Put every line of the items below into a JSON list of strings, with one string per line and no strings for blank lines.

**Annotated element entries**
------------

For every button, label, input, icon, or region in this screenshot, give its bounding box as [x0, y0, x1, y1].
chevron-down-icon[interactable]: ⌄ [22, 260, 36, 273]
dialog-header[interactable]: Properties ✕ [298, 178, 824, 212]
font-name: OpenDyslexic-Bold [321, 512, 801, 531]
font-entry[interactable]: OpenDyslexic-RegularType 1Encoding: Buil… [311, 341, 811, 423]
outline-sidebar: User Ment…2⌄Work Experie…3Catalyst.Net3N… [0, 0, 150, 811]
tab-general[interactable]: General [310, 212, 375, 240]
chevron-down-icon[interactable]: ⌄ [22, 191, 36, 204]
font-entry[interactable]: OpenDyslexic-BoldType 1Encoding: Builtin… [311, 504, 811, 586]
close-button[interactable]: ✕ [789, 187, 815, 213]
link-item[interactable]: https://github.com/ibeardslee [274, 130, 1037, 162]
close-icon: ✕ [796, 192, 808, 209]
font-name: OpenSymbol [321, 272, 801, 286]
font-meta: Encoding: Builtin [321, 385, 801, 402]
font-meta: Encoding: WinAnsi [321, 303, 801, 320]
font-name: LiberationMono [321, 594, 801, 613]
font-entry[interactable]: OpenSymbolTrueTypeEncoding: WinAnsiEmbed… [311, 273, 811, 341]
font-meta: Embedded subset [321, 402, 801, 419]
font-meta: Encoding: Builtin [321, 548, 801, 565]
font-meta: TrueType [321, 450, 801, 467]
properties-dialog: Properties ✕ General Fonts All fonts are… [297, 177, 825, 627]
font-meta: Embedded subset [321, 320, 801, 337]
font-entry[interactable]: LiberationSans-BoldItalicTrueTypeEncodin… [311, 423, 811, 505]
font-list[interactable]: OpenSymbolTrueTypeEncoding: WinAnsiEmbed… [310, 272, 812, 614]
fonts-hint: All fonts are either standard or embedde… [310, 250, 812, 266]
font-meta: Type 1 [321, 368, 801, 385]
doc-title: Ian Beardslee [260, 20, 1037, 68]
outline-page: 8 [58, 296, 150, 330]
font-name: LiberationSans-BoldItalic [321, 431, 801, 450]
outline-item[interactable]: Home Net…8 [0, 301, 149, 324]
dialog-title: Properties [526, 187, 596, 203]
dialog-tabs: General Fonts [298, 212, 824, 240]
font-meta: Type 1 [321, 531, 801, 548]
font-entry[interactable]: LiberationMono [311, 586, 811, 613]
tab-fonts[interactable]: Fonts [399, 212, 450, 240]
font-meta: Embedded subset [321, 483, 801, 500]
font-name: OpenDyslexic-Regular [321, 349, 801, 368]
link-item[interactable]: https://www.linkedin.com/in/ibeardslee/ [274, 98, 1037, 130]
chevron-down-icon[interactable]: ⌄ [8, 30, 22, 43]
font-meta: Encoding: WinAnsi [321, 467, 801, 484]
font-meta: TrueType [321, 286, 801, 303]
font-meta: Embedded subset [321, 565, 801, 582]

------------

**Result for this task**
[
  "For every button, label, input, icon, or region in this screenshot, give its bounding box as [x0, y0, x1, y1].",
  "chevron-down-icon[interactable]: ⌄ [22, 260, 36, 273]",
  "dialog-header[interactable]: Properties ✕ [298, 178, 824, 212]",
  "font-name: OpenDyslexic-Bold [321, 512, 801, 531]",
  "font-entry[interactable]: OpenDyslexic-RegularType 1Encoding: Buil… [311, 341, 811, 423]",
  "outline-sidebar: User Ment…2⌄Work Experie…3Catalyst.Net3N… [0, 0, 150, 811]",
  "tab-general[interactable]: General [310, 212, 375, 240]",
  "chevron-down-icon[interactable]: ⌄ [22, 191, 36, 204]",
  "font-entry[interactable]: OpenDyslexic-BoldType 1Encoding: Builtin… [311, 504, 811, 586]",
  "close-button[interactable]: ✕ [789, 187, 815, 213]",
  "link-item[interactable]: https://github.com/ibeardslee [274, 130, 1037, 162]",
  "close-icon: ✕ [796, 192, 808, 209]",
  "font-name: OpenSymbol [321, 272, 801, 286]",
  "font-meta: Encoding: Builtin [321, 385, 801, 402]",
  "font-meta: Encoding: WinAnsi [321, 303, 801, 320]",
  "font-name: LiberationMono [321, 594, 801, 613]",
  "font-entry[interactable]: OpenSymbolTrueTypeEncoding: WinAnsiEmbed… [311, 273, 811, 341]",
  "font-meta: Embedded subset [321, 402, 801, 419]",
  "font-meta: Encoding: Builtin [321, 548, 801, 565]",
  "font-meta: TrueType [321, 450, 801, 467]",
  "properties-dialog: Properties ✕ General Fonts All fonts are… [297, 177, 825, 627]",
  "font-meta: Embedded subset [321, 320, 801, 337]",
  "font-entry[interactable]: LiberationSans-BoldItalicTrueTypeEncodin… [311, 423, 811, 505]",
  "font-list[interactable]: OpenSymbolTrueTypeEncoding: WinAnsiEmbed… [310, 272, 812, 614]",
  "fonts-hint: All fonts are either standard or embedde… [310, 250, 812, 266]",
  "font-meta: Type 1 [321, 368, 801, 385]",
  "doc-title: Ian Beardslee [260, 20, 1037, 68]",
  "outline-page: 8 [58, 296, 150, 330]",
  "font-name: LiberationSans-BoldItalic [321, 431, 801, 450]",
  "outline-item[interactable]: Home Net…8 [0, 301, 149, 324]",
  "dialog-title: Properties [526, 187, 596, 203]",
  "dialog-tabs: General Fonts [298, 212, 824, 240]",
  "font-meta: Type 1 [321, 531, 801, 548]",
  "font-entry[interactable]: LiberationMono [311, 586, 811, 613]",
  "tab-fonts[interactable]: Fonts [399, 212, 450, 240]",
  "font-meta: Embedded subset [321, 483, 801, 500]",
  "font-name: OpenDyslexic-Regular [321, 349, 801, 368]",
  "link-item[interactable]: https://www.linkedin.com/in/ibeardslee/ [274, 98, 1037, 130]",
  "chevron-down-icon[interactable]: ⌄ [8, 30, 22, 43]",
  "font-meta: Encoding: WinAnsi [321, 467, 801, 484]",
  "font-meta: TrueType [321, 286, 801, 303]",
  "font-meta: Embedded subset [321, 565, 801, 582]"
]